**Directions:** Please switch "component" to "element" in the records, starting at the first line and stopping after the line that contains "push-memory-label: memory [94, 666, 137, 680]", and return those lines with everything else left as it is.

**Data lines:**
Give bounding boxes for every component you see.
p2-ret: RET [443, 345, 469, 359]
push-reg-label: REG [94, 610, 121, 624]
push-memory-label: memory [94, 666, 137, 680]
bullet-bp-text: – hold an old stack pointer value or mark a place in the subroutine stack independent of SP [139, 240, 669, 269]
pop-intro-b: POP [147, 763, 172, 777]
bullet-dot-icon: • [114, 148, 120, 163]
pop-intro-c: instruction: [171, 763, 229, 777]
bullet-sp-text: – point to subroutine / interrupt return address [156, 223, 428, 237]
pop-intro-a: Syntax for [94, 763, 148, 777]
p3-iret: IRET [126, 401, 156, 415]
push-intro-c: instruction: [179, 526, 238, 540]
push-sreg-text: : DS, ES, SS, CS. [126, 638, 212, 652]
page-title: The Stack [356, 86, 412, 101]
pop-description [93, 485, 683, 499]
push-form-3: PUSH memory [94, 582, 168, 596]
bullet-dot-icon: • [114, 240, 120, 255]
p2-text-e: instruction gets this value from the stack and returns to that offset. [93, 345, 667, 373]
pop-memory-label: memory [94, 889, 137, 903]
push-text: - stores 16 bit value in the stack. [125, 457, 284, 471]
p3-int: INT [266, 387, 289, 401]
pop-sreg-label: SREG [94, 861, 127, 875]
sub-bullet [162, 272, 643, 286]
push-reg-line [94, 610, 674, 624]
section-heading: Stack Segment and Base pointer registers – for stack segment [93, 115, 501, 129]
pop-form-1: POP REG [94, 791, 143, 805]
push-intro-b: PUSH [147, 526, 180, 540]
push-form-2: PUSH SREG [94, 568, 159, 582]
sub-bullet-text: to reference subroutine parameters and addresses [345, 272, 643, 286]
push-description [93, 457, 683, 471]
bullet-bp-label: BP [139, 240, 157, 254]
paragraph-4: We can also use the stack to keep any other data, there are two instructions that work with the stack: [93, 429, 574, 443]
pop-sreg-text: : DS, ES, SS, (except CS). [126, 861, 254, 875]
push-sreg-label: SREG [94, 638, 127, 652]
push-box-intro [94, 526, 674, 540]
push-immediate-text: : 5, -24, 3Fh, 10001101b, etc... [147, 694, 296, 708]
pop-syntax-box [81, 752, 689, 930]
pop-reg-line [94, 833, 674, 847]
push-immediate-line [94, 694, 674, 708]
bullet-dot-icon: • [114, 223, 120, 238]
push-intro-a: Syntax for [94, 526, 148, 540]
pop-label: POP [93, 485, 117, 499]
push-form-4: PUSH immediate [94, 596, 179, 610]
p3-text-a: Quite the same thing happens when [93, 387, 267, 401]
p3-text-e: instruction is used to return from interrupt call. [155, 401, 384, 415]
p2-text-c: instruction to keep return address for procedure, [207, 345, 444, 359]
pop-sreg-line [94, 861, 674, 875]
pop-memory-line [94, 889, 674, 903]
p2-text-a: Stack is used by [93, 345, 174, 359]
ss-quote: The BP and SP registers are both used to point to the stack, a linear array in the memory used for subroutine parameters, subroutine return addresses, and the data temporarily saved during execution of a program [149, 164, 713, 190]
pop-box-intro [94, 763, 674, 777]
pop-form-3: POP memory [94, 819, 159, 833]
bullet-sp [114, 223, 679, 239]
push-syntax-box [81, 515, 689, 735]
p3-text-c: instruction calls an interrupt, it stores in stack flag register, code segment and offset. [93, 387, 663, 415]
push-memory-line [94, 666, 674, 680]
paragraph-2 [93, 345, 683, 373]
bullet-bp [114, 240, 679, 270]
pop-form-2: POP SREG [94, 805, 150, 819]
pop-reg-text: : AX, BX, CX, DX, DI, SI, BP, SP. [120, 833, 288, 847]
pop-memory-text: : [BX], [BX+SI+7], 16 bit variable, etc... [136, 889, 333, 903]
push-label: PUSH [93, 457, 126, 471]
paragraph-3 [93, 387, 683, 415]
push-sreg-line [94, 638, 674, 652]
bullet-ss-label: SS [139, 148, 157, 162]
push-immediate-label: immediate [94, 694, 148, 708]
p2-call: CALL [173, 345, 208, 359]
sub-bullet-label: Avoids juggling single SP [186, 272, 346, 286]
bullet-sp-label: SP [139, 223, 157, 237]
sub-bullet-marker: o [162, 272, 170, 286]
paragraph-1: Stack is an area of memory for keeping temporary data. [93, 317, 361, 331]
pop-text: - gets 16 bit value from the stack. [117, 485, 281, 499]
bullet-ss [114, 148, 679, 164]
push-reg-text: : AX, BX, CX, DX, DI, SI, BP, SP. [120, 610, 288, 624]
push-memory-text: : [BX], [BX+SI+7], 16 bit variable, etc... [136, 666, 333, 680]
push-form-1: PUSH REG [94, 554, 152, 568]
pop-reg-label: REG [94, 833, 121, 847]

**Solution to this problem:**
Give bounding boxes for every element you see.
p2-ret: RET [443, 345, 469, 359]
push-reg-label: REG [94, 610, 121, 624]
push-memory-label: memory [94, 666, 137, 680]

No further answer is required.